Reproduisez à l'identique et en entier le texte ci-dessous sur l'occupation de la Ruhr.

::: PAGE

Dès l’après-guerre, le gouvernement français, soucieux de voir enfin s’accomplir le règlement du paiement des dédommagements de guerre, admet la nécessité d'une mesure de pression et anticipe l'occupation plus ou moins totale de la Ruhr. Entre 1920 et 1923 plusieurs plans sont élaborés, à l'établissement desquels les vols de reconnaissance photographique effectués par le 33ème ROA ne sont pas étrangers, qui permettent une appréciation la plus juste possible.

C’est l'échec de la conférence de Paris, du 2 au 4 janvier 1923, qui met fin à cette longue période d'hésitation et amène les responsables politiques français à passer aux actes. Appuyant leur intervention sur une nouvelle et solennelle constatation du manquement de l'Allemagne aux dispositions du traité de paix consacrées par la Commission des réparations, et n’obtenant pas d’écho de la part des autorités allemandes, 47 000 hommes dans cinq divisions, trois françaises et deux belges, sous les ordres du général Degoutte, traversent le 11 janvier 1923 la zone démilitarisée et occupent la Ruhr. Fantassins, cyclistes, chasseurs alpins, cavaliers, automitrailleuses et blindés arrivent en masse et s’installent dans les villes d’Essen, Düsseldorf, Bochum et Dortmund. Les troupes opèrent le désarmement de la police d’Empire, patrouillent et renforcent les contrôles.

L’opposition allemande s’organise et exige le retrait des baïonnettes. Mais les autorités françaises, décidées à faire plier l’Allemagne, passent et débute alors la période dite de résistance passive. 


LA RÉSISTANCE PASSIVE ET SES CONSÉQUENCES

Sur toute la zone occupée la situation se complique, y compris pour les Allemands employés par les autorités françaises, suite au début d’une grève générale. L’éviction de Rhénanie de plus de 147 000 Allemands, dont 46 200 fonctionnaires et de leur famille de janvier à novembre 1923, fournit assez d’arguments pour « prouver » la bonne volonté des Français.

::::::
::: DONNÉES FOURNIES

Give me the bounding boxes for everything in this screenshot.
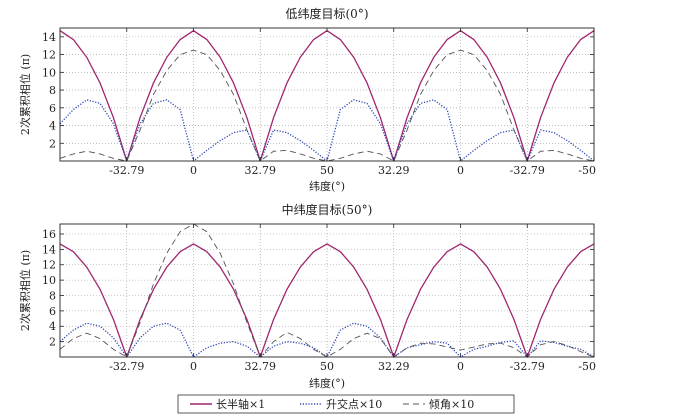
y-tick-label: 14: [42, 31, 56, 44]
x-tick-label: -32.79: [109, 164, 144, 177]
y-tick-label: 16: [42, 228, 56, 241]
y-axis-label: 2次累积相位 (π): [18, 250, 32, 331]
x-tick-label: 32.29: [378, 360, 410, 373]
x-axis-label: 纬度(°): [309, 179, 345, 193]
legend: 长半轴×1 升交点×10 倾角×10: [177, 394, 515, 414]
y-tick-label: 6: [49, 102, 56, 115]
series-line-0: [59, 30, 595, 162]
chart-panel-mid-latitude: 中纬度目标(50°) 2 4 6 8 10 12 14 16 -32.79 0 32.79 50 32.2…: [18, 202, 596, 390]
legend-label-0: 长半轴×1: [216, 397, 265, 411]
x-tick-label: 50: [320, 360, 334, 373]
x-tick-label: -32.79: [109, 360, 144, 373]
x-tick-label: -50: [578, 360, 596, 373]
chart-title: 中纬度目标(50°): [282, 202, 373, 217]
chart-title: 低纬度目标(0°): [286, 6, 369, 21]
y-tick-label: 8: [49, 84, 56, 97]
x-tick-label: 0: [457, 360, 464, 373]
y-tick-label: 2: [49, 137, 56, 150]
y-tick-label: 2: [49, 336, 56, 349]
chart-panel-low-latitude: 低纬度目标(0°) 2 4 6 8 10 12 14 -32.79 0 32.79 50 32.29 0 -…: [18, 6, 596, 193]
y-axis-label: 2次累积相位 (π): [18, 54, 32, 135]
x-tick-label: 0: [190, 360, 197, 373]
x-tick-label: 32.79: [245, 164, 277, 177]
y-tick-label: 4: [49, 320, 56, 333]
y-tick-label: 12: [42, 49, 56, 62]
y-tick-label: 10: [42, 274, 56, 287]
y-tick-label: 10: [42, 66, 56, 79]
x-tick-label: 0: [190, 164, 197, 177]
x-tick-label: -50: [578, 164, 596, 177]
y-tick-label: 8: [49, 289, 56, 302]
x-axis-label: 纬度(°): [309, 376, 345, 390]
grid: [60, 28, 594, 161]
legend-label-2: 倾角×10: [429, 398, 474, 411]
series-line-2: [59, 49, 595, 162]
x-tick-label: 0: [457, 164, 464, 177]
series-line-2: [59, 223, 595, 358]
x-tick-label: 32.29: [378, 164, 410, 177]
x-tick-label: 50: [320, 164, 334, 177]
legend-frame: [177, 394, 515, 414]
y-tick-label: 12: [42, 259, 56, 272]
series-line-0: [59, 243, 595, 358]
x-tick-label: -32.79: [510, 360, 545, 373]
y-tick-label: 14: [42, 243, 56, 256]
legend-label-1: 升交点×10: [326, 397, 382, 411]
y-tick-label: 4: [49, 120, 56, 133]
x-tick-label: -32.79: [510, 164, 545, 177]
y-tick-label: 6: [49, 305, 56, 318]
x-tick-label: 32.79: [245, 360, 277, 373]
series-line-1: [59, 322, 595, 358]
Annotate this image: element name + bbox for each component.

::::::

** RÉPONSE ATTENDUE **
Dès l’après-guerre, le gouvernement français, soucieux de voir enfin s’accomplir le règlement du paiement des dédommagements de guerre, admet la nécessité d'une mesure de pression et anticipe l'occupation plus ou moins totale de la Ruhr. Entre 1920 et 1923 plusieurs plans sont élaborés, à l'établissement desquels les vols de reconnaissance photographique effectués par le 33ème ROA ne sont pas étrangers, qui permettent une appréciation la plus juste possible.

C’est l'échec de la conférence de Paris, du 2 au 4 janvier 1923, qui met fin à cette longue période d'hésitation et amène les responsables politiques français à passer aux actes. Appuyant leur intervention sur une nouvelle et solennelle constatation du manquement de l'Allemagne aux dispositions du traité de paix consacrées par la Commission des réparations, et n’obtenant pas d’écho de la part des autorités allemandes, 47 000 hommes dans cinq divisions, trois françaises et deux belges, sous les ordres du général Degoutte, traversent le 11 janvier 1923 la zone démilitarisée et occupent la Ruhr. Fantassins, cyclistes, chasseurs alpins, cavaliers, automitrailleuses et blindés arrivent en masse et s’installent dans les villes d’Essen, Düsseldorf, Bochum et Dortmund. Les troupes opèrent le désarmement de la police d’Empire, patrouillent et renforcent les contrôles.

L’opposition allemande s’organise et exige le retrait des baïonnettes. Mais les autorités françaises, décidées à faire plier l’Allemagne, passent et débute alors la période dite de résistance passive. 


LA RÉSISTANCE PASSIVE ET SES CONSÉQUENCES

Sur toute la zone occupée la situation se complique, y compris pour les Allemands employés par les autorités françaises, suite au début d’une grève générale. L’éviction de Rhénanie de plus de 147 000 Allemands, dont 46 200 fonctionnaires et de leur famille de janvier à novembre 1923, fournit assez d’arguments pour « prouver » la bonne volonté des Français.